[start]
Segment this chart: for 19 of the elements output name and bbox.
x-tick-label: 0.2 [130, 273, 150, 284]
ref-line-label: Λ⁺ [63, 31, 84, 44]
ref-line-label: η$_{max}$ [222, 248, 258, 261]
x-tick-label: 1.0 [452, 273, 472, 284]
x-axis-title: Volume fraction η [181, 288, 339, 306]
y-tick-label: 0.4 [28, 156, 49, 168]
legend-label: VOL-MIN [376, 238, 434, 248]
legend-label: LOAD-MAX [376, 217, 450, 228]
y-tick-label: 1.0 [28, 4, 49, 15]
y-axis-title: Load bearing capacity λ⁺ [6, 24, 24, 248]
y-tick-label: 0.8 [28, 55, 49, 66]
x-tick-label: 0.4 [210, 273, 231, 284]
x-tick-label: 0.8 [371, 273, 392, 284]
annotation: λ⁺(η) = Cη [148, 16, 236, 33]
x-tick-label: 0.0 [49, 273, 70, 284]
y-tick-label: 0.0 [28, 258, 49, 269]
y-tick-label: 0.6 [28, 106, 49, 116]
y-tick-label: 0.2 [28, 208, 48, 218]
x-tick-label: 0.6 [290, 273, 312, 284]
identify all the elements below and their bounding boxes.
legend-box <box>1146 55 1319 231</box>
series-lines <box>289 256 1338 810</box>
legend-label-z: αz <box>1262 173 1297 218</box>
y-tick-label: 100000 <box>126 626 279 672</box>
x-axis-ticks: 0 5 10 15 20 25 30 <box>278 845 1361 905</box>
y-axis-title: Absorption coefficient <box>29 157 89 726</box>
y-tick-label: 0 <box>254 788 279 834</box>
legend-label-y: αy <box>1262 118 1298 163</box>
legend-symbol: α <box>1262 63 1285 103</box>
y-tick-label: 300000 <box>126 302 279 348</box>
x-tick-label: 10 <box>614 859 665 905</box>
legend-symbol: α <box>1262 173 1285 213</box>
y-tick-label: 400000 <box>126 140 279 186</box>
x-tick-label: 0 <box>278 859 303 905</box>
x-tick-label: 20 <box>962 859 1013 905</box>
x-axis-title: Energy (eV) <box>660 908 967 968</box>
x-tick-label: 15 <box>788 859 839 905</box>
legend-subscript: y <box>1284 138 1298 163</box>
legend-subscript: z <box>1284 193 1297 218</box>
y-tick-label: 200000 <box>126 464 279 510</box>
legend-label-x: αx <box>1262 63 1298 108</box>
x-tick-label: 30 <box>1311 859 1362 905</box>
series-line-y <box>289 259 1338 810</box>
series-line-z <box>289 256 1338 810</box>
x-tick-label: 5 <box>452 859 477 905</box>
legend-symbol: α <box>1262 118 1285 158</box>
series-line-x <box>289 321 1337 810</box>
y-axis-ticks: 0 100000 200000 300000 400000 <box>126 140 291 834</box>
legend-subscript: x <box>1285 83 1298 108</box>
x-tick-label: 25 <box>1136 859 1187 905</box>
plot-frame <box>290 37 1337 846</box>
[end]
● **WHAT YOU NEED TO DO**
Copy out the records word for word, from the very start through the line containing "annotation: λ⁺(η) = Cη [148, 16, 236, 33]", including both ends.

● **REPLY TO THE EXERCISE**
Segment this chart: for 19 of the elements output name and bbox.
x-tick-label: 0.2 [130, 273, 150, 284]
ref-line-label: Λ⁺ [63, 31, 84, 44]
ref-line-label: η$_{max}$ [222, 248, 258, 261]
x-tick-label: 1.0 [452, 273, 472, 284]
x-axis-title: Volume fraction η [181, 288, 339, 306]
y-tick-label: 0.4 [28, 156, 49, 168]
legend-label: VOL-MIN [376, 238, 434, 248]
legend-label: LOAD-MAX [376, 217, 450, 228]
y-tick-label: 1.0 [28, 4, 49, 15]
y-axis-title: Load bearing capacity λ⁺ [6, 24, 24, 248]
y-tick-label: 0.8 [28, 55, 49, 66]
x-tick-label: 0.4 [210, 273, 231, 284]
x-tick-label: 0.8 [371, 273, 392, 284]
annotation: λ⁺(η) = Cη [148, 16, 236, 33]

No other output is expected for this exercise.